'''
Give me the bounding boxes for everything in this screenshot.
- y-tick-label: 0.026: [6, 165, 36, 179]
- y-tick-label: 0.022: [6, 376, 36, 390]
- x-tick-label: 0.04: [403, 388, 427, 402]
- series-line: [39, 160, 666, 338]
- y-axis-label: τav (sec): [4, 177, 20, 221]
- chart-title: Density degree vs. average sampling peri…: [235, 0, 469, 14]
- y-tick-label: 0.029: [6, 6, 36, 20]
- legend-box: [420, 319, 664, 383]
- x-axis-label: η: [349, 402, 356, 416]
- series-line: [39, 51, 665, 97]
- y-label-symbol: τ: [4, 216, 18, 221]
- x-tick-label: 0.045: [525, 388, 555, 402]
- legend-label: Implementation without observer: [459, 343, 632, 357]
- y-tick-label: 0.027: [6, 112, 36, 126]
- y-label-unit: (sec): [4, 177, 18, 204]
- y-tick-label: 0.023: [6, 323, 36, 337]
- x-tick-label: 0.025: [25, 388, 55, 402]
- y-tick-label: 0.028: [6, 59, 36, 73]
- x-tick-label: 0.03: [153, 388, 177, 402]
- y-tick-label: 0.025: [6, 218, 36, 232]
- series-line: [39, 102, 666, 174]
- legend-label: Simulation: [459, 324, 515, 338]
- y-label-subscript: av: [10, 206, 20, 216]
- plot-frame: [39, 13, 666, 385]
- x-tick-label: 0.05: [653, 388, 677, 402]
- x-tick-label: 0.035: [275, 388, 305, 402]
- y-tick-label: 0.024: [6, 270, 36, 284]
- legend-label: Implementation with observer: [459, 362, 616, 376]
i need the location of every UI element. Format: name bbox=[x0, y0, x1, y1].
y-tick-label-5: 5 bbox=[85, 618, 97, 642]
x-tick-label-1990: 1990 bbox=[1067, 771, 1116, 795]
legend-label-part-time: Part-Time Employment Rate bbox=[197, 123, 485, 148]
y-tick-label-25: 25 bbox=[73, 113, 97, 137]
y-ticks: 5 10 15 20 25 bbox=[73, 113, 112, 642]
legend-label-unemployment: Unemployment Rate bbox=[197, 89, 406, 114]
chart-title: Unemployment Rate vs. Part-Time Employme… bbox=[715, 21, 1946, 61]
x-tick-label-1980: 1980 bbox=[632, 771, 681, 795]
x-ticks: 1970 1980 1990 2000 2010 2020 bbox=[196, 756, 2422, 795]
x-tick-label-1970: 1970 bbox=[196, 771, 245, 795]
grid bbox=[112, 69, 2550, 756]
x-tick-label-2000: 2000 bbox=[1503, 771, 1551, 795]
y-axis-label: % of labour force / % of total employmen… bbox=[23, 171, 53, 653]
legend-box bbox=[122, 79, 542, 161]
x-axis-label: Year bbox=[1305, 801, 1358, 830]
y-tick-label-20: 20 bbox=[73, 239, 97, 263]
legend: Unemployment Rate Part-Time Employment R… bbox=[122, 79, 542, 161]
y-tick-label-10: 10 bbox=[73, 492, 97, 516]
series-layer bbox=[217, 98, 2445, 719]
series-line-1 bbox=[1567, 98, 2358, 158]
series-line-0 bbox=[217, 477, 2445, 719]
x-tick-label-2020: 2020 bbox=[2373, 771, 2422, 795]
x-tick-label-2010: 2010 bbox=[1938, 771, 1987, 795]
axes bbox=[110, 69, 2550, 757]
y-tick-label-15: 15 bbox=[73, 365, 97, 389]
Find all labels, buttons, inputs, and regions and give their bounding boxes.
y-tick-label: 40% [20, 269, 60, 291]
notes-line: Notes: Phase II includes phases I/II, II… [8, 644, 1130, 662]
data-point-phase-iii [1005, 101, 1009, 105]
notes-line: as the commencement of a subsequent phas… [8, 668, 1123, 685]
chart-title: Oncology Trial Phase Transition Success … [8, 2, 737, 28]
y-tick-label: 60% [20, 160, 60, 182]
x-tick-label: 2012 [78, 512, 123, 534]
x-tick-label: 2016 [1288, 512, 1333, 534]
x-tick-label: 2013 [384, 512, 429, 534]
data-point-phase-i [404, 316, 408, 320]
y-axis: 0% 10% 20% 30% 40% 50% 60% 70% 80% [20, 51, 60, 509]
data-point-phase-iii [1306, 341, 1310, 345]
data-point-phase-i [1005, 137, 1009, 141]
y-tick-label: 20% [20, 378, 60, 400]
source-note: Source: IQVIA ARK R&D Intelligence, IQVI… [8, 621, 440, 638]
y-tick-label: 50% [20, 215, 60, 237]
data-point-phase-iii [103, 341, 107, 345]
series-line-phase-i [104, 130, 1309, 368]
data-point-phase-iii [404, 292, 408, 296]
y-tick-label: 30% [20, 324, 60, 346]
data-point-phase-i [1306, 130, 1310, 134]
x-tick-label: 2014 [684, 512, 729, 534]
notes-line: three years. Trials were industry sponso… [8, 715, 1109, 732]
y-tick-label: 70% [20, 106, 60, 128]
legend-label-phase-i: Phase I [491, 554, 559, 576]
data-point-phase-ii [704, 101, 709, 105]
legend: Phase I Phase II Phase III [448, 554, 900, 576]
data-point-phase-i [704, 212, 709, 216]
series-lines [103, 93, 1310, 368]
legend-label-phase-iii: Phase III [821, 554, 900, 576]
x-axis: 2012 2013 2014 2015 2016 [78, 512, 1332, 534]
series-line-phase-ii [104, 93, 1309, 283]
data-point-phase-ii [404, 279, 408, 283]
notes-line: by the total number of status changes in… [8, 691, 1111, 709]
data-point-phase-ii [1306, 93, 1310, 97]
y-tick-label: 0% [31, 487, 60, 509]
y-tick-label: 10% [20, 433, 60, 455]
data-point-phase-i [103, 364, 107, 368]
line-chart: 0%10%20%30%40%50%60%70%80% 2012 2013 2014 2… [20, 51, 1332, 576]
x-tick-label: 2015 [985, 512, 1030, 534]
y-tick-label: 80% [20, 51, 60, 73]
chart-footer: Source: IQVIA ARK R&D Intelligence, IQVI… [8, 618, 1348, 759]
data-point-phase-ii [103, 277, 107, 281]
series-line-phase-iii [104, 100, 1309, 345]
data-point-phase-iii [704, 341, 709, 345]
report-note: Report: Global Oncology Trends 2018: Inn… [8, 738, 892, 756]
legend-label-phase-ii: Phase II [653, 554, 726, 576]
'''
▶ [题目]:
请从条目开头到含有“- y-axis-label: τav (sec): [4, 177, 20, 221]”的那一行（首尾都算）重新写出，把其中的“y-tick-label”全部替换成“y-tick”，其余内容一字不改，只写这些行。

▶ [参考答案]:
Give me the bounding boxes for everything in this screenshot.
- y-tick: 0.026: [6, 165, 36, 179]
- y-tick: 0.022: [6, 376, 36, 390]
- x-tick-label: 0.04: [403, 388, 427, 402]
- series-line: [39, 160, 666, 338]
- y-axis-label: τav (sec): [4, 177, 20, 221]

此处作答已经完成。